### Job
How many lines of the entries below include the word "ENSO"? Answer with the number alone.
○ ○ ○
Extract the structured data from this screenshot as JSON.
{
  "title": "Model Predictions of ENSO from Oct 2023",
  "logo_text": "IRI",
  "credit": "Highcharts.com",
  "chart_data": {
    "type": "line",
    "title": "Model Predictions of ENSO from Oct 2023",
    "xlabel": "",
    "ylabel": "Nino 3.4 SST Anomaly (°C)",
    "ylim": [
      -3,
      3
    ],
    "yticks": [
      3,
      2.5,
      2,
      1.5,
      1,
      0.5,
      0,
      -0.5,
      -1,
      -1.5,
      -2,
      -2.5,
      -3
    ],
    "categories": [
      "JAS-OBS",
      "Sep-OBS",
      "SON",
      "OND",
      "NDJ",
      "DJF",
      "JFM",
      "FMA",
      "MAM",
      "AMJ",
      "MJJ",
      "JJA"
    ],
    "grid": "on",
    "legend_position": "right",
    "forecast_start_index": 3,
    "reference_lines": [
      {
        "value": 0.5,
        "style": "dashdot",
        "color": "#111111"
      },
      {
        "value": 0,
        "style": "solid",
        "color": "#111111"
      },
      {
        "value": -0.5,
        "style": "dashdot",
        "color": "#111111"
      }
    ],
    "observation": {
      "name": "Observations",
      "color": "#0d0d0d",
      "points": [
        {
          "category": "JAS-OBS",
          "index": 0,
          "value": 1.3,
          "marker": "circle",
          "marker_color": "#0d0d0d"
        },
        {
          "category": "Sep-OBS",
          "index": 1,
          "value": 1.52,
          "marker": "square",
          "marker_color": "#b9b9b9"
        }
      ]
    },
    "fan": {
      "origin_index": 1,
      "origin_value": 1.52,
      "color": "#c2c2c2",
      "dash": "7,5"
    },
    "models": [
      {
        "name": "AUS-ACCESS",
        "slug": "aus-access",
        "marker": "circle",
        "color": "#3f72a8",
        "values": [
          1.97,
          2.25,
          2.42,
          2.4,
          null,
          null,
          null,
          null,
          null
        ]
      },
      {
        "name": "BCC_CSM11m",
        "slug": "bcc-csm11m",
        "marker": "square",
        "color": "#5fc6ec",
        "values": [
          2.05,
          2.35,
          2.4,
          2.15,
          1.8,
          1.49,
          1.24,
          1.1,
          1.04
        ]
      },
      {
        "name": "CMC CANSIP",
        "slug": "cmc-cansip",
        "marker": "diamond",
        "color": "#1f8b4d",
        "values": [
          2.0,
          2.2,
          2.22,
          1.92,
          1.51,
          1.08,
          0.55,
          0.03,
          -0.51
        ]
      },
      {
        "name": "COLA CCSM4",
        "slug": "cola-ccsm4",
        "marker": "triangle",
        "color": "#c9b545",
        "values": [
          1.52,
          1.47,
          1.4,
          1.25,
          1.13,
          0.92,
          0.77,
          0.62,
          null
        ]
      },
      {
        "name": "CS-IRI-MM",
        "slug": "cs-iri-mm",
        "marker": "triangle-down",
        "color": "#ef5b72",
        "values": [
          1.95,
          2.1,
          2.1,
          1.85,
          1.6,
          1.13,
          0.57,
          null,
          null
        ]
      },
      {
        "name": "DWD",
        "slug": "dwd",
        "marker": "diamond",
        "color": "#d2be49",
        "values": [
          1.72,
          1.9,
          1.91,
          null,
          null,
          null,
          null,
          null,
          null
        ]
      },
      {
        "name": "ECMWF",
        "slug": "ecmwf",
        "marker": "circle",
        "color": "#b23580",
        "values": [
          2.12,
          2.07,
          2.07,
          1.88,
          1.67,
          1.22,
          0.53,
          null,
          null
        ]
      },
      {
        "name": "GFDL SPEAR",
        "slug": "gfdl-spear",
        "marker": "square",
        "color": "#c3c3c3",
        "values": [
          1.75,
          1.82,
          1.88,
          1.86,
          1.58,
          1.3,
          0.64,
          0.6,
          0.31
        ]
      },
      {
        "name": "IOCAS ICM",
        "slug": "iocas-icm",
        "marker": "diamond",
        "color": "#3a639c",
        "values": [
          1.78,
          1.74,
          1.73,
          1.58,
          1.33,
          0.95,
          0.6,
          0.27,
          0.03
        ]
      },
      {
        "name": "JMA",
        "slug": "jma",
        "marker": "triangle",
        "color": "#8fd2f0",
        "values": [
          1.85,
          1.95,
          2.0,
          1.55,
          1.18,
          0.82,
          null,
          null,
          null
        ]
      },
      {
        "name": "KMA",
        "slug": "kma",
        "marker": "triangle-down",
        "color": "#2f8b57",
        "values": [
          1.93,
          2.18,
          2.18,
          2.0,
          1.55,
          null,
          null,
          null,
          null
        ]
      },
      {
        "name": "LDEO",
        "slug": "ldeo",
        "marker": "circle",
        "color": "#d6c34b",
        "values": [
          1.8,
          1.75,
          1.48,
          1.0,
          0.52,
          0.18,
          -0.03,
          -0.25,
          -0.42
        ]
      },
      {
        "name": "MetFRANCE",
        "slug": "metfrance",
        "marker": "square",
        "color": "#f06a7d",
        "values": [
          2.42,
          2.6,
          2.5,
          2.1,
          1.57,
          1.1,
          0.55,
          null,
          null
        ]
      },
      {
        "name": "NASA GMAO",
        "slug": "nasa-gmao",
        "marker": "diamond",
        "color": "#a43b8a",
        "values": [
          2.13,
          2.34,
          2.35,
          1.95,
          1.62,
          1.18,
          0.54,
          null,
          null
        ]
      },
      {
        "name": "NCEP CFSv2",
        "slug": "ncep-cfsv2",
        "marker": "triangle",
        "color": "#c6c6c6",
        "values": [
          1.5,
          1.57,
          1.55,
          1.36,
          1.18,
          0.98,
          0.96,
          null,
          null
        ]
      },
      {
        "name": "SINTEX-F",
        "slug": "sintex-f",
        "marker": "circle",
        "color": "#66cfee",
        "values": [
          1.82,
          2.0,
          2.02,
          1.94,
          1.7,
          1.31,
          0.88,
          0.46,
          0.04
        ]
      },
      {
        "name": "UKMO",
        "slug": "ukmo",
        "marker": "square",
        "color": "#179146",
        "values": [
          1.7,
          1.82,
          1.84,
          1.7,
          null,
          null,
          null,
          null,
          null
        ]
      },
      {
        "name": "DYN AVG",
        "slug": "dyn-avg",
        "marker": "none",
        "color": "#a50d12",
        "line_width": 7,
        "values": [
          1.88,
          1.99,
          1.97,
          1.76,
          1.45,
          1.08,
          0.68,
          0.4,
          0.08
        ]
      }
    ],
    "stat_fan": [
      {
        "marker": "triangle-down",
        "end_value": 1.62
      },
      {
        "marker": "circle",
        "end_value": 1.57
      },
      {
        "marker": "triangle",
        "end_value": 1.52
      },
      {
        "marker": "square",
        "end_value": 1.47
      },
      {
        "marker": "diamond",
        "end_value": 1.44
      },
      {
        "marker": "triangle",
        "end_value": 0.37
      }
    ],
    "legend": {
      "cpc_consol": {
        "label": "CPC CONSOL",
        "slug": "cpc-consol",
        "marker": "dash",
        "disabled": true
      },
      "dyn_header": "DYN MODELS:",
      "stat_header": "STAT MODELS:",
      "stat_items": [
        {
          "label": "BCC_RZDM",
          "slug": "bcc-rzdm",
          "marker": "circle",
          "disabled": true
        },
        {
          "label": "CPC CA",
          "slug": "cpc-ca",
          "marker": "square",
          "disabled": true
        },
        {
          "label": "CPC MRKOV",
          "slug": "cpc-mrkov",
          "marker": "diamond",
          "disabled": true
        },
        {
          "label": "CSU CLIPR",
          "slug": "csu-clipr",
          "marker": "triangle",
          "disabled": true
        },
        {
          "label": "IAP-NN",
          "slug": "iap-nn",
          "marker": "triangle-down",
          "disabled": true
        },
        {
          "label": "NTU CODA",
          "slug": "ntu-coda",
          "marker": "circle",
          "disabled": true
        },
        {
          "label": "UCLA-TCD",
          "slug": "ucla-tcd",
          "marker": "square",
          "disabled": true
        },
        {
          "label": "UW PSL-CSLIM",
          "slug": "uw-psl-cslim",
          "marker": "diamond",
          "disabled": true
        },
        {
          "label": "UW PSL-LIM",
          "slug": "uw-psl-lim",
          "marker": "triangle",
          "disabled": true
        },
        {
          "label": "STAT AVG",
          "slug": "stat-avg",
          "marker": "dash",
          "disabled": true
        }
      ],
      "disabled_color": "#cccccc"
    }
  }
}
○ ○ ○
### Finished answer
2